### Set tasks
a - Summarize the forum thread about snakes and exercise bikes in two sentences.
b - Decide whether each statement agrees with the forum thread about snakes and exercise bikes, answering yes or no and quoting the words that decide it: (i) Ibojoe gets copperheads in the low, swampy back of the property. (ii) Alfred E.M. uses a Schwinn exercise bike almost every day. (iii) 31610 has seen both kinds of snake in real life.
c - Carry on the forum thread about snakes and exercise bikes from the point where it stops.

Man I am having trouble in daylight lol man I can just imagine the carnage with lights out .ibojoe what kind of snakes u shoot the only one we have with venom Mississauga rattler but is protected and does not cause much trouble


----------



## Ibojoe (Mar 13, 2016)

The back of our place is low and kinda swampy so we get water moccasin. Then the front is higher and heavily wooded so we get copperheads. Both are poison. I keep them cleaned out of the ponds and away from the house. We had some flooding last year I took some monsters.


----------



## 31610 (Aug 20, 2017)

Wow that sounds serious never seen either of them in real life but that’s ok with me .I think I pick the 410 myself


----------



## BushpotChef (Oct 7, 2017)

@Jolly Roger : Thanks for all the suggestions I will indeed get something for exercising indoors. I like the idea of a stationary bike so I think I'll look into that first.

@lbojoe : I need to get out your way and crush some snakes with ya Lol! Where abouts (region) are you located may I ask?

Sent from my SM-J320W8 using Tapatalk


----------



## Ibojoe (Mar 13, 2016)

Part of our property joins the arkansas river outside of ft. Smith. They call us the river valley region.


----------



## BushpotChef (Oct 7, 2017)

Ibojoe said:


> Part of our property joins the arkansas river outside of ft. Smith. They call us the river valley region.


Very Cool, thanks for sharing. What's your weather been like there as of late?

Sent from my SM-J320W8 using Tapatalk


----------



## Alfred E.M. (Jul 5, 2014)

'I will indeed get something for exercising indoors. I like the idea of a stationary bike so I think I'll look into that first.'

*Dr. Alfred at your service. I use a Schwinn exercise bike almost everyday - the kind with arm levers synchronized to the pedaling - and yes, they're good, especially during inclement weather. Treadmills are big, heavy, and require a lot of space - might be better to join a health club for that. *

*When you're cleared for it, plain walking is the best ... somehow it thoroughly benefits the whole skeleton. You should see my 80 year old neighbor coming back from his daily 3 mile walk - his stride is strong and natural, not a stutter shuffle like many his age. A dedicated hour per day pays huge dividends, but we all have to work up to it gradually. Also, try using Theraband for something besides slingshots, lol. *

*You're lucky in that your motivation has arrived relatively early in life, your future looks promising.*


----------



## Ibojoe (Mar 13, 2016)

### Source excerpt
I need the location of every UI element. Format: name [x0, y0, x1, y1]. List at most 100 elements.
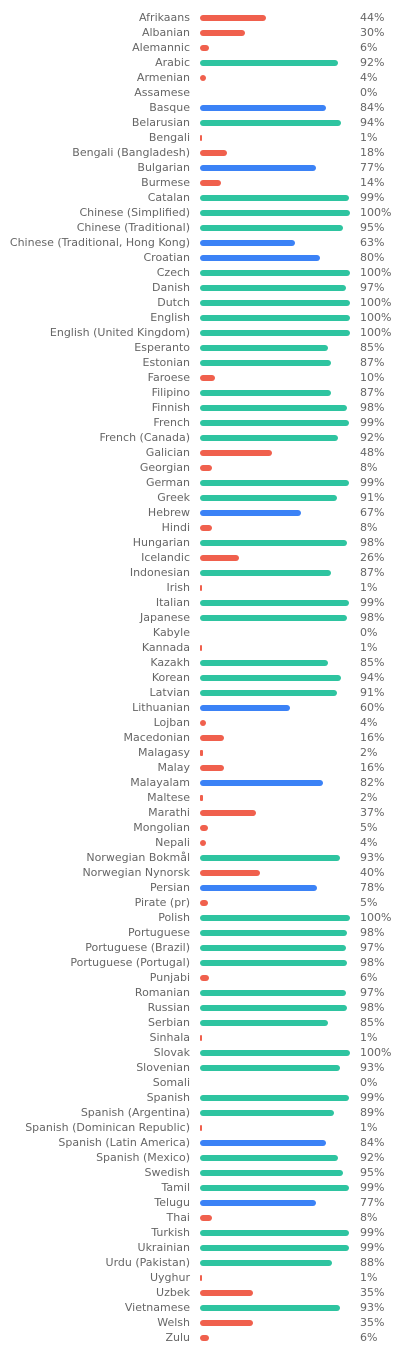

### Answers provided
a - Ibojoe describes water moccasins in the low, swampy back of the property and copperheads in the wooded front, and explains that the land joins the Arkansas River outside Ft. Smith in the river valley region. Responding to BushpotChef's plan to look into a stationary bike, Alfred E.M. recommends the Schwinn exercise bike he uses almost every day, says treadmills are big and heavy, and calls plain walking the best exercise once BushpotChef is cleared for it.

b -
(i) No: "The back of our place is low and kinda swampy so we get water moccasin."
(ii) Yes: "I use a Schwinn exercise bike almost everyday"
(iii) No: "never seen either of them in real life"

c -
Here’s a couple pics from last summer


----------



## 31610 (Aug 20, 2017)

That works on them pretty good copper heads have a big rattle on them


----------



## NoGuarantees (Feb 22, 2018)

Ha! Bushpot Chef, you do like I do and "cook out" from time to time eh? I fell down trying to ford the White River to enter the mouth of the Buffalo River. I got everything wet...I can't walk too gud, kind of a hobble. Have to hobble a ways, unfold the aluminum stool, fish a while, then go a little more and fish a while, etc. Diabetes, asthma, knee, hip, and back issues, chronic headaches...I still get out anyway! I need to practice for the nighttime marauder, so am following this one closely. After pouring all that water out of my cherished .357, I am switching to slingshot and bear spray...I was perfectly acclimated to my old carbide light, but need to get good with something that I can "get going" a little faster. You take care of yourself and don't push it too hard and you will truly be an overcomer and keep your good friends posted for many years to come! What is the best light to use, a head mounted kind?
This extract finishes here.